SET PROBLEM. Locate the word "projektu" in the material, then show every line that holds it.

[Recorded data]
— Begin —
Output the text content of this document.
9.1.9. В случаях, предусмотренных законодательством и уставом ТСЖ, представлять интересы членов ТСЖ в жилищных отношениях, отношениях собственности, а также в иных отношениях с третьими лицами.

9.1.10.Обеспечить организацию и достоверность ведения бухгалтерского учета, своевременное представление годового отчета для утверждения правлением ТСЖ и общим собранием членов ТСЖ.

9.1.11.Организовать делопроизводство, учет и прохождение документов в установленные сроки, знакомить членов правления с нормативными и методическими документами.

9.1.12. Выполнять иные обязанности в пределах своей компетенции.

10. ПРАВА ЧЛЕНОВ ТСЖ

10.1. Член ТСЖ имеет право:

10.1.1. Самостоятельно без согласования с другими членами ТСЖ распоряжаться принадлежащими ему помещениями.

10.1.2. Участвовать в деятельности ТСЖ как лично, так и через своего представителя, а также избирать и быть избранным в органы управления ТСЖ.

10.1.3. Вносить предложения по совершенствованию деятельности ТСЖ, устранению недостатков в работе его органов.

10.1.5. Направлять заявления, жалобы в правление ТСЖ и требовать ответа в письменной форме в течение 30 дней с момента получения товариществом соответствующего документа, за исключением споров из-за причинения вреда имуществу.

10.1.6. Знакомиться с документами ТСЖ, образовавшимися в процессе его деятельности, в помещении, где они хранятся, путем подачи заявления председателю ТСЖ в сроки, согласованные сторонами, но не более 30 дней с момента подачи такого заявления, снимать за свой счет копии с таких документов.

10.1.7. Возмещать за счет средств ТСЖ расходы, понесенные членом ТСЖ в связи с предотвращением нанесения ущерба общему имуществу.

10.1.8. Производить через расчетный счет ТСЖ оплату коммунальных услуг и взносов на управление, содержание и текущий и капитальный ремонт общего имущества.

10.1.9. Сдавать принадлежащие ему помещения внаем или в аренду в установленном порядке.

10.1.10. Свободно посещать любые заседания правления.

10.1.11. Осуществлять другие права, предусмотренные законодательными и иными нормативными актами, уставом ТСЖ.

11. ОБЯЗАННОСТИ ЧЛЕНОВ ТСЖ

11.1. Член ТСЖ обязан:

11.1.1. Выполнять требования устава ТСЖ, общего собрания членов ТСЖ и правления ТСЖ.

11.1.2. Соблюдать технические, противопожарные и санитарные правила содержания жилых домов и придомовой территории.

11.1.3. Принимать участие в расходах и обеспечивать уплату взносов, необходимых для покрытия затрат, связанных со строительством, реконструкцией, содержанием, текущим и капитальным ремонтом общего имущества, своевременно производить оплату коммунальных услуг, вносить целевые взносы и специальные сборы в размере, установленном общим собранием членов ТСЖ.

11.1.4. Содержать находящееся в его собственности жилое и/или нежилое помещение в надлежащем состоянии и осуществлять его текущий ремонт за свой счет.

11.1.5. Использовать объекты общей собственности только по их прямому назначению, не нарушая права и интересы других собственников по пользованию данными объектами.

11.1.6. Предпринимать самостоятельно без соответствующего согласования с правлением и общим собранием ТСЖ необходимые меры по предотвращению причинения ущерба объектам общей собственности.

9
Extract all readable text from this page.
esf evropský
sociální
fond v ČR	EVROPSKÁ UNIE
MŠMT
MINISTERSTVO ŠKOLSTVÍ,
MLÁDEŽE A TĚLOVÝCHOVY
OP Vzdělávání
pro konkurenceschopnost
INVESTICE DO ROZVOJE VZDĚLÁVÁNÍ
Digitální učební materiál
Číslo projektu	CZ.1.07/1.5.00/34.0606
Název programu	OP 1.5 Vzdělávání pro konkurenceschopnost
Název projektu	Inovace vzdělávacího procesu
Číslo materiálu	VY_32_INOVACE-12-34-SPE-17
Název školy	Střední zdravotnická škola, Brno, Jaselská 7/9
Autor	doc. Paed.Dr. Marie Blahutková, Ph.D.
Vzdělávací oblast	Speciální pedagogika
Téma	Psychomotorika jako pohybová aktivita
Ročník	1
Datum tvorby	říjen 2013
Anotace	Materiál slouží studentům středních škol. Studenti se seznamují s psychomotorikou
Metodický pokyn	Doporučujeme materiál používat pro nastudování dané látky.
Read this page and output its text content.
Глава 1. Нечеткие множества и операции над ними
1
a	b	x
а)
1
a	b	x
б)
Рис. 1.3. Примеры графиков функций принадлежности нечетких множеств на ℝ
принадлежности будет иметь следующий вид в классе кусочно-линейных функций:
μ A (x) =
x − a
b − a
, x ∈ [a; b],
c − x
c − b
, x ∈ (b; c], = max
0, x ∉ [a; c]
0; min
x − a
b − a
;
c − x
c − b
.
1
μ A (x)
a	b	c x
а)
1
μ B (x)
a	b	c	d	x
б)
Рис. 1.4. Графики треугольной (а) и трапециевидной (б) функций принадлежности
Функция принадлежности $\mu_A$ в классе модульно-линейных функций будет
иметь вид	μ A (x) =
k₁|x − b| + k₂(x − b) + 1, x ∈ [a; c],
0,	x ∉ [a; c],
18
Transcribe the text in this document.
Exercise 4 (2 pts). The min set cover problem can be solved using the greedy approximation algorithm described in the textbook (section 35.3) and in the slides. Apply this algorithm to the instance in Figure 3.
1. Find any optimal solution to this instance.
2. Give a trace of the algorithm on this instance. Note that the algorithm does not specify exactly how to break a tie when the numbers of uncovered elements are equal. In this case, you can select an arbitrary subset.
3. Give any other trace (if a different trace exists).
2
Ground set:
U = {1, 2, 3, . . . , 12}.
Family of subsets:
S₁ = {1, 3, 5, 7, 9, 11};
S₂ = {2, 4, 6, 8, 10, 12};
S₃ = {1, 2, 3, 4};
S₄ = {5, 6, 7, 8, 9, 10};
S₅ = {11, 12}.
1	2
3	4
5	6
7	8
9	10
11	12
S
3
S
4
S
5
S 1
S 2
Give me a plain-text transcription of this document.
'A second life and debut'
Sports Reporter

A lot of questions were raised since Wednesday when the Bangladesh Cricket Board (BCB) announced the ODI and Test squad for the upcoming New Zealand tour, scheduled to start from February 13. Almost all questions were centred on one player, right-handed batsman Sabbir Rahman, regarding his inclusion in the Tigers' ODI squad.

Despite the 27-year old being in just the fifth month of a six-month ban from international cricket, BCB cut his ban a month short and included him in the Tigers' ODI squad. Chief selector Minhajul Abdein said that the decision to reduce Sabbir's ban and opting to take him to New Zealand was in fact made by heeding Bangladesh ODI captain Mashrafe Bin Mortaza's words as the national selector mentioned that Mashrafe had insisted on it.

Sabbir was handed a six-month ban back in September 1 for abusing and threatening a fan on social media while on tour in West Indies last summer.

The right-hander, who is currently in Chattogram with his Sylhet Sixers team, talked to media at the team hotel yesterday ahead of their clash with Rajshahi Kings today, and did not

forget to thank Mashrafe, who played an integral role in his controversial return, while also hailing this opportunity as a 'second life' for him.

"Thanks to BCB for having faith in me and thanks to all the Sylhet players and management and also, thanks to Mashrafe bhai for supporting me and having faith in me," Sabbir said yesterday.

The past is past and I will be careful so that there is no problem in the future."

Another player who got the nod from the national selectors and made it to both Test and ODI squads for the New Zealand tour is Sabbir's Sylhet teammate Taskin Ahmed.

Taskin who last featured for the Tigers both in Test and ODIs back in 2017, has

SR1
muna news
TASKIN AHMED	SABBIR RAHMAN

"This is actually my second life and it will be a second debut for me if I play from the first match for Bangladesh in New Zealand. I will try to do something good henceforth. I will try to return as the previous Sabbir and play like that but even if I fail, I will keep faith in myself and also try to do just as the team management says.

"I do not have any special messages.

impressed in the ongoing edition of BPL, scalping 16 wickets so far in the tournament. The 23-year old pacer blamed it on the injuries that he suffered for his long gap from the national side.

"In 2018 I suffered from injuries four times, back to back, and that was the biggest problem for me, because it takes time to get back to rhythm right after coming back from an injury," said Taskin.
— End —
TASK RESULT.
Číslo projektu	CZ.1.07/1.5.00/34.0606
Název projektu	Inovace vzdělávacího procesu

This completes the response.